--- begin RECORDS SHOWN ---

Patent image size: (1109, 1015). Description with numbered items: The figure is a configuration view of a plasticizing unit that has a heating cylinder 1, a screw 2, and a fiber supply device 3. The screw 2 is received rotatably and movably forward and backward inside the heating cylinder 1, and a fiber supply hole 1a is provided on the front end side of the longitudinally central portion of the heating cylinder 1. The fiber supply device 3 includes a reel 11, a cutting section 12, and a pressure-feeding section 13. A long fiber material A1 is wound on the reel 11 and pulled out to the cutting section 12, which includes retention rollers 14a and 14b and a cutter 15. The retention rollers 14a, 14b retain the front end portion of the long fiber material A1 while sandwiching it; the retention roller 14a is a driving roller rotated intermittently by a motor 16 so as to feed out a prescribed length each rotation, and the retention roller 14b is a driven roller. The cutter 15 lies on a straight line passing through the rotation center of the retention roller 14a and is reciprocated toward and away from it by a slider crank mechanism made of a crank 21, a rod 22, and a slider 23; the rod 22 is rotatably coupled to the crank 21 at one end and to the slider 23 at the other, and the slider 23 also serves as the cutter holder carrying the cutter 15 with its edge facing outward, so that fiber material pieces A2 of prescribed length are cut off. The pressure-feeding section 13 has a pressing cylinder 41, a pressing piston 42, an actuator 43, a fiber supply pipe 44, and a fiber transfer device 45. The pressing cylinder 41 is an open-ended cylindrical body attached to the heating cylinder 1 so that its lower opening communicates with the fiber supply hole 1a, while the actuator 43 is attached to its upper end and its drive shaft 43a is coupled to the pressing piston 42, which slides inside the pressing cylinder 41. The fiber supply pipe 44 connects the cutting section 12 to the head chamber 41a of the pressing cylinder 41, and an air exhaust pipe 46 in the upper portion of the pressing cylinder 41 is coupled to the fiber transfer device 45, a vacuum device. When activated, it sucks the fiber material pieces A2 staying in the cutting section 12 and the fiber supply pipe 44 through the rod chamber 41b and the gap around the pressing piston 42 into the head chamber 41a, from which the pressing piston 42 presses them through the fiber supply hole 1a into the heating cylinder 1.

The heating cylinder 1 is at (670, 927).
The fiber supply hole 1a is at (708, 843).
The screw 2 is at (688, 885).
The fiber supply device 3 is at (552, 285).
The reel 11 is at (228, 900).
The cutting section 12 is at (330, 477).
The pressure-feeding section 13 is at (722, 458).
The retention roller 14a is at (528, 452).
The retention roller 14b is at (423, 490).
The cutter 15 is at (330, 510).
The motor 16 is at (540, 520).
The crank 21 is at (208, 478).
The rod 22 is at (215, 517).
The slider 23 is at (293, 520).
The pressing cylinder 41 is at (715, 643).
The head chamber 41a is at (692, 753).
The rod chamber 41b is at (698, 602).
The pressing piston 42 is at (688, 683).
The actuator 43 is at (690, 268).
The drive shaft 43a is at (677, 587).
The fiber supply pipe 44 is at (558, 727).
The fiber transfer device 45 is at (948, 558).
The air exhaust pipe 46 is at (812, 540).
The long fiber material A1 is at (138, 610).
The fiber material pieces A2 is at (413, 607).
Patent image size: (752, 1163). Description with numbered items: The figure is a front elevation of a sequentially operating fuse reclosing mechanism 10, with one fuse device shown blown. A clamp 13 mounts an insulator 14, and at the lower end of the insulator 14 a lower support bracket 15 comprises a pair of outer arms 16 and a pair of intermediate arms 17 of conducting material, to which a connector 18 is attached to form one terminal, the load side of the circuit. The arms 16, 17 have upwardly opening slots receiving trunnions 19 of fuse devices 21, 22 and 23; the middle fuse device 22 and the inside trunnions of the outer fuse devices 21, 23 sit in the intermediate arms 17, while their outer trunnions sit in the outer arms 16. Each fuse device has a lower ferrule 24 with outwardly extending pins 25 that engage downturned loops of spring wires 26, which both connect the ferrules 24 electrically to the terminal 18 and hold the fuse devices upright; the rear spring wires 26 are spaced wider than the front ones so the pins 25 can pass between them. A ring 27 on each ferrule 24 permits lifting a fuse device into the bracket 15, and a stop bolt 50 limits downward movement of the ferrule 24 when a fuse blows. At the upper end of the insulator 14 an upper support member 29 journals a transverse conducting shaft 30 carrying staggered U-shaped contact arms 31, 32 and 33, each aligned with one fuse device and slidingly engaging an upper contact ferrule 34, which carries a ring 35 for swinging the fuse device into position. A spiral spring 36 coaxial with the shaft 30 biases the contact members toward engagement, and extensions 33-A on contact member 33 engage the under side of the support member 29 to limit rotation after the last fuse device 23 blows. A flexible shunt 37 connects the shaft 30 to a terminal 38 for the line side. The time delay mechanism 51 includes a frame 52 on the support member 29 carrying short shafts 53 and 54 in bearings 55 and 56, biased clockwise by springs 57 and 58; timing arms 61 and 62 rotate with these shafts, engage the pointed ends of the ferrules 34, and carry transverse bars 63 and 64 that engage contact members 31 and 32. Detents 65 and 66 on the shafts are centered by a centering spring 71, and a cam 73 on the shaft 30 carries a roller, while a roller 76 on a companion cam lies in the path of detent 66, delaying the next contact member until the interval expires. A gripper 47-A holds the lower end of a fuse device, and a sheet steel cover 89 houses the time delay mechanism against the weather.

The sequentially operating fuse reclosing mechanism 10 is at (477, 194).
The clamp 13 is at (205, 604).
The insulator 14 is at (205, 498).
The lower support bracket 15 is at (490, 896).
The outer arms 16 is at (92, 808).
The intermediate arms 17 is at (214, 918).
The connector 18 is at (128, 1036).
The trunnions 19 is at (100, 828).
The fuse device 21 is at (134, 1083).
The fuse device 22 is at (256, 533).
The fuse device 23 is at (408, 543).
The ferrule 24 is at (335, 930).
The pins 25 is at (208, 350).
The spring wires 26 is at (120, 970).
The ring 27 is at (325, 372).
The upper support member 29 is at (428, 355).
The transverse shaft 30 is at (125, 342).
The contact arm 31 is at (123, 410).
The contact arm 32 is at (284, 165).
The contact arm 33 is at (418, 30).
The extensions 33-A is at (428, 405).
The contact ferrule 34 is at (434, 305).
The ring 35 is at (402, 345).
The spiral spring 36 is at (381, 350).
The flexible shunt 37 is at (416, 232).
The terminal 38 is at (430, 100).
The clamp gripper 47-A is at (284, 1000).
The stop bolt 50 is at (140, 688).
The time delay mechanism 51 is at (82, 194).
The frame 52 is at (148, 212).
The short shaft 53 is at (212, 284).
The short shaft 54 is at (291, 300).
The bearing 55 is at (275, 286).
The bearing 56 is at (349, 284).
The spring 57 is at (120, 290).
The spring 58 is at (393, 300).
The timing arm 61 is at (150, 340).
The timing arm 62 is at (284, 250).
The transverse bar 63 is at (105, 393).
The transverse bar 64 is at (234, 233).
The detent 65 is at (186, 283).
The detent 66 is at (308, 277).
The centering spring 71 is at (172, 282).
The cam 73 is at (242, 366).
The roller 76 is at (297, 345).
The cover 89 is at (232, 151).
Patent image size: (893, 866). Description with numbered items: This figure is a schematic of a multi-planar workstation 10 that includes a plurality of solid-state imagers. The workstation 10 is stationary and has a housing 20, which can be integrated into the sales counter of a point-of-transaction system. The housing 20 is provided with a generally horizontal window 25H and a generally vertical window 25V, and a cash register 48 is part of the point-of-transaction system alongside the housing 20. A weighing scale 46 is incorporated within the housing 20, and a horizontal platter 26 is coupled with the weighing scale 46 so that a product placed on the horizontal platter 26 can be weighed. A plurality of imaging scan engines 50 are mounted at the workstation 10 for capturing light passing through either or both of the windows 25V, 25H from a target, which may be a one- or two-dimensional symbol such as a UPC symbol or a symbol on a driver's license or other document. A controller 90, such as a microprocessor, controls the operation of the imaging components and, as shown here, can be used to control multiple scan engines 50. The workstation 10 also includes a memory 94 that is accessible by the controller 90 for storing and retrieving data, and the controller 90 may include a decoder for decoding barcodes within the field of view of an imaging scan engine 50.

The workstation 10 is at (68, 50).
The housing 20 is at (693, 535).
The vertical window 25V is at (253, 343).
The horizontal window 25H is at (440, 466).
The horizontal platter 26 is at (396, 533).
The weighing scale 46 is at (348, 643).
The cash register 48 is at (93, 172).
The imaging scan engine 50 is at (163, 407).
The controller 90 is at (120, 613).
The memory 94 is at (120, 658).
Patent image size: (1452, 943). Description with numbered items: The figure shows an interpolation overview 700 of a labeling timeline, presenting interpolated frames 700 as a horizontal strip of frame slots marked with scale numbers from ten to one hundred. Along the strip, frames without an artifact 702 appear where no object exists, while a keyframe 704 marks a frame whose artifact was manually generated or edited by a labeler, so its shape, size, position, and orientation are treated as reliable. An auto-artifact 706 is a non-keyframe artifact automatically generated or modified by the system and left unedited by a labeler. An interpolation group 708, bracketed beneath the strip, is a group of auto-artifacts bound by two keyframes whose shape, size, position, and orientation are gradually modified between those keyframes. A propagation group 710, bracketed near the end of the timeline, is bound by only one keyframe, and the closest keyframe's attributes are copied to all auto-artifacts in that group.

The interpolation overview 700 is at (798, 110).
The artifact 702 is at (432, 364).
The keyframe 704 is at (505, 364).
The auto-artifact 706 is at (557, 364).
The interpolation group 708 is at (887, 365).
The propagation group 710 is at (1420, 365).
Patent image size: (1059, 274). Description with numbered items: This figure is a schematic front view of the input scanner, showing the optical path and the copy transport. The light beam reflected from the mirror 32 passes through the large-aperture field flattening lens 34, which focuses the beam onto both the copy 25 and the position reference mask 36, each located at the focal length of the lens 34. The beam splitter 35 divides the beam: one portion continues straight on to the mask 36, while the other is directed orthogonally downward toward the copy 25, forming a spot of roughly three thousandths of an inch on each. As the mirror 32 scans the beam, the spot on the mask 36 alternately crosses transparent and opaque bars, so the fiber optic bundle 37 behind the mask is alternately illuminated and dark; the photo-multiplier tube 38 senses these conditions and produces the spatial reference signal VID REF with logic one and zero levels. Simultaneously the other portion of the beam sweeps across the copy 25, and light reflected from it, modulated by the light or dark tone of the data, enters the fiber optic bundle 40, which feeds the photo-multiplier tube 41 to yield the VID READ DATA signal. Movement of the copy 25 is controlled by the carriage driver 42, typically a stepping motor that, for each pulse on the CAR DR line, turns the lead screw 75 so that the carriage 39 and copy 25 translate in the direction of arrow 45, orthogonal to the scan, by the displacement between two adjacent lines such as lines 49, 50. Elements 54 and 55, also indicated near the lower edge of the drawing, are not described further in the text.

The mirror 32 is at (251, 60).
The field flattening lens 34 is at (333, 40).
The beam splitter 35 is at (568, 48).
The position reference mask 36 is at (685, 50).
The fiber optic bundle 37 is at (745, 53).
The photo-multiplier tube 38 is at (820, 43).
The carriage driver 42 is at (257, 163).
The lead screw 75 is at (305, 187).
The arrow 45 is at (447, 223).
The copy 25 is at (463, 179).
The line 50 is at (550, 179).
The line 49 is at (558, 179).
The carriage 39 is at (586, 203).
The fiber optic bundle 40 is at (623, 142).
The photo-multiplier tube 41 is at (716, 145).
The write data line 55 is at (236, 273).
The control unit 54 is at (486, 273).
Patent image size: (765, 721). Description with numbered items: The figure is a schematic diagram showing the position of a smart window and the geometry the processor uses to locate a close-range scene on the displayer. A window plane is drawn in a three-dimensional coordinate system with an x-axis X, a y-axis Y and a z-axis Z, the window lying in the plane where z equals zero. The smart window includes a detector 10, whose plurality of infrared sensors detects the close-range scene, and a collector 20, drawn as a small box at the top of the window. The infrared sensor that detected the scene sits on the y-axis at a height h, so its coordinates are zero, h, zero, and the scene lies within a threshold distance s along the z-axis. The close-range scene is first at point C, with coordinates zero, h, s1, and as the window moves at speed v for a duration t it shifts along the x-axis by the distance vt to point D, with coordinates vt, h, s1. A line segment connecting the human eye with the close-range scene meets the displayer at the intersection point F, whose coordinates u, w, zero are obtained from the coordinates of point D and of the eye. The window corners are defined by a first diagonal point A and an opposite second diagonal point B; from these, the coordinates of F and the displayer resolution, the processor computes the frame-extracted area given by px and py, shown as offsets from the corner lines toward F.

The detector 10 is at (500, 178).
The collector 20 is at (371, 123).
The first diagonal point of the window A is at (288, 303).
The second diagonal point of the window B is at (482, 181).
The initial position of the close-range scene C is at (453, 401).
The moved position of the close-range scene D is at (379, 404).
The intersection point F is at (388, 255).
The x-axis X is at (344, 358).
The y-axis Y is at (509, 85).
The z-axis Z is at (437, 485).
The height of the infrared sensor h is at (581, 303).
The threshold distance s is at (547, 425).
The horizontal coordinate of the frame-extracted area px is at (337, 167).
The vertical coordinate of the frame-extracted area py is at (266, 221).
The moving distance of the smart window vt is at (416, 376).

--- end RECORDS SHOWN ---

INSTRUCTIONS FOR THE TASK:
Can you transcribe, word for word, the lines above that start with the one containing "Patent image size: (1452, 943)." and go on through the one containing "The propagation group 710 is at (1420, 365).", both included?

SOLUTION FOR THIS PROBLEM:
Patent image size: (1452, 943). Description with numbered items: The figure shows an interpolation overview 700 of a labeling timeline, presenting interpolated frames 700 as a horizontal strip of frame slots marked with scale numbers from ten to one hundred. Along the strip, frames without an artifact 702 appear where no object exists, while a keyframe 704 marks a frame whose artifact was manually generated or edited by a labeler, so its shape, size, position, and orientation are treated as reliable. An auto-artifact 706 is a non-keyframe artifact automatically generated or modified by the system and left unedited by a labeler. An interpolation group 708, bracketed beneath the strip, is a group of auto-artifacts bound by two keyframes whose shape, size, position, and orientation are gradually modified between those keyframes. A propagation group 710, bracketed near the end of the timeline, is bound by only one keyframe, and the closest keyframe's attributes are copied to all auto-artifacts in that group.

The interpolation overview 700 is at (798, 110).
The artifact 702 is at (432, 364).
The keyframe 704 is at (505, 364).
The auto-artifact 706 is at (557, 364).
The interpolation group 708 is at (887, 365).
The propagation group 710 is at (1420, 365).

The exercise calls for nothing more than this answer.